▶ _Data for this task_

[start]

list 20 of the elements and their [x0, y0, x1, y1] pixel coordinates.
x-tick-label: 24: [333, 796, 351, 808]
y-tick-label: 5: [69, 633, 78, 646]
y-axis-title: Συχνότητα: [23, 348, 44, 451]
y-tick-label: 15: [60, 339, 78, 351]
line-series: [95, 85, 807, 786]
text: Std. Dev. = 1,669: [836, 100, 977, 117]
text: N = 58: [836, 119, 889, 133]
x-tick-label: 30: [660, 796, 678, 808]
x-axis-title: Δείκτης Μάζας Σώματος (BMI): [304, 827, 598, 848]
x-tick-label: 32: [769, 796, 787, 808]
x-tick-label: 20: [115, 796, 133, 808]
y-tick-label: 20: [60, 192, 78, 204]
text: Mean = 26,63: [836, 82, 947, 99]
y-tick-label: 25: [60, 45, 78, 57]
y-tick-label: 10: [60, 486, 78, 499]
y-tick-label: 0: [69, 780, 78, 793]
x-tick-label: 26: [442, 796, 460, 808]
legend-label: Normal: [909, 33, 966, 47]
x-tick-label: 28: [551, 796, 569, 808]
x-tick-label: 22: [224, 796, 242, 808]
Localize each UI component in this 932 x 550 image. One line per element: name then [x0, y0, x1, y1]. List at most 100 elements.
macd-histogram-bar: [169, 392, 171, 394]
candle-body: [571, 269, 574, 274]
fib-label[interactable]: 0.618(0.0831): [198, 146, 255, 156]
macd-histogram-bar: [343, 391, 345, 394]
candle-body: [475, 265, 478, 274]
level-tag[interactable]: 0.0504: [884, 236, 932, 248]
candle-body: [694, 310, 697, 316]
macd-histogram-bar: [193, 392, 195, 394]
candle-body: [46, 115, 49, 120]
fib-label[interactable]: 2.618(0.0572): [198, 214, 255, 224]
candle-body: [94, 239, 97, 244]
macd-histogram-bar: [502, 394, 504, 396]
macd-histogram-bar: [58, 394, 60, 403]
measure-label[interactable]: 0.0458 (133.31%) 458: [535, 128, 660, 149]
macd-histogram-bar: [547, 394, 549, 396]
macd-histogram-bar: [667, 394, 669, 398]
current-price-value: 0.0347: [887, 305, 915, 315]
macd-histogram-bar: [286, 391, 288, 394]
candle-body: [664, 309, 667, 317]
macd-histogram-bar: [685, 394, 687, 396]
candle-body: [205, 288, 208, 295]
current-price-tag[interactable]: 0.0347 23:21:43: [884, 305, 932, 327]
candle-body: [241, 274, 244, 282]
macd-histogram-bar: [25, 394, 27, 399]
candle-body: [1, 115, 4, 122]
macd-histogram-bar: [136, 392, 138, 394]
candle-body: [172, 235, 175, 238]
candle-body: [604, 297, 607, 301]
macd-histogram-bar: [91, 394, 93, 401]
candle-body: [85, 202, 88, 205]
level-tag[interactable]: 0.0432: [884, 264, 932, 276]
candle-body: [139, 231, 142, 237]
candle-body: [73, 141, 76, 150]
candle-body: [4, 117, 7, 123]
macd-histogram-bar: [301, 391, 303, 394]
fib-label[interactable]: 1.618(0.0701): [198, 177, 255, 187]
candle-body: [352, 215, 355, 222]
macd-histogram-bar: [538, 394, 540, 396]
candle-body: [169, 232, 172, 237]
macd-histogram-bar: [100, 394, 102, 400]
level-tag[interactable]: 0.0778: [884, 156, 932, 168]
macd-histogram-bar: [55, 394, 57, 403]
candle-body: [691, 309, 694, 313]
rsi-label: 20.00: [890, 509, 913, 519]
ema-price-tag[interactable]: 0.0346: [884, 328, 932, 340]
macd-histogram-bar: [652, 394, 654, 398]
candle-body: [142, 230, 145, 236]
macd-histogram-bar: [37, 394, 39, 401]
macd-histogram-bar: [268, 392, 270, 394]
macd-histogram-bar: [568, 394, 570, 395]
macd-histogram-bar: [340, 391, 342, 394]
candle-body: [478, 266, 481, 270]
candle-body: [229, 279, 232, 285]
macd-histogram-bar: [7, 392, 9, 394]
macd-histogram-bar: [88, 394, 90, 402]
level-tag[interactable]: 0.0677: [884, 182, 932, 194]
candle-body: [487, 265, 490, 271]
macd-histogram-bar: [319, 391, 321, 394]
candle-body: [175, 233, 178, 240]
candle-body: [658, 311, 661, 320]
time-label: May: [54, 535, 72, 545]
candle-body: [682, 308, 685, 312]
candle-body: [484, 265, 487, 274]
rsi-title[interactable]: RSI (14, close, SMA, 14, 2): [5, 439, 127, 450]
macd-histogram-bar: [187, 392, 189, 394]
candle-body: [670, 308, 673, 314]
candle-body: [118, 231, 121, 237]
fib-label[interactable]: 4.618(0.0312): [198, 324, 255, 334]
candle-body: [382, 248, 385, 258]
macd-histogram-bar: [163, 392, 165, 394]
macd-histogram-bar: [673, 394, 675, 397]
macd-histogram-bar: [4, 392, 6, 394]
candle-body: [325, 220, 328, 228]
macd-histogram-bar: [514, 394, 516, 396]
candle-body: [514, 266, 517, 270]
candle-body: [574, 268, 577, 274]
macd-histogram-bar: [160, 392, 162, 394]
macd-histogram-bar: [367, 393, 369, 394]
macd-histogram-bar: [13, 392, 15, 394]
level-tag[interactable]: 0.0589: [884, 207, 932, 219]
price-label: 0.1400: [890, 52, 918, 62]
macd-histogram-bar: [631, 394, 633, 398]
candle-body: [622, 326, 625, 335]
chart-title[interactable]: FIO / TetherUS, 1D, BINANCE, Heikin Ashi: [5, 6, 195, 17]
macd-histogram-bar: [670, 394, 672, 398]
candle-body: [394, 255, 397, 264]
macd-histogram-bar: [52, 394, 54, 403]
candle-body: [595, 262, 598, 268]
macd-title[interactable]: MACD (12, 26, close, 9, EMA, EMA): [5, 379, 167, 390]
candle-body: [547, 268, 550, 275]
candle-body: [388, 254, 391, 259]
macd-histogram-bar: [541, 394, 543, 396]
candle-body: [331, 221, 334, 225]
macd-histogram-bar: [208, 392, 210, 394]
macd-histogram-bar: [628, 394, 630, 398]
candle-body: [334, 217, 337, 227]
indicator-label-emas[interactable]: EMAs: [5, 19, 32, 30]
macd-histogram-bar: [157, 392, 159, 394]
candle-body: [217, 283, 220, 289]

[end]

▶ _To be done_
Reproduce verbatim the lines from the beginning of the records through the line containing "text: N = 58: [836, 119, 889, 133]", both included.

▶ _Result below_
list 20 of the elements and their [x0, y0, x1, y1] pixel coordinates.
x-tick-label: 24: [333, 796, 351, 808]
y-tick-label: 5: [69, 633, 78, 646]
y-axis-title: Συχνότητα: [23, 348, 44, 451]
y-tick-label: 15: [60, 339, 78, 351]
line-series: [95, 85, 807, 786]
text: Std. Dev. = 1,669: [836, 100, 977, 117]
text: N = 58: [836, 119, 889, 133]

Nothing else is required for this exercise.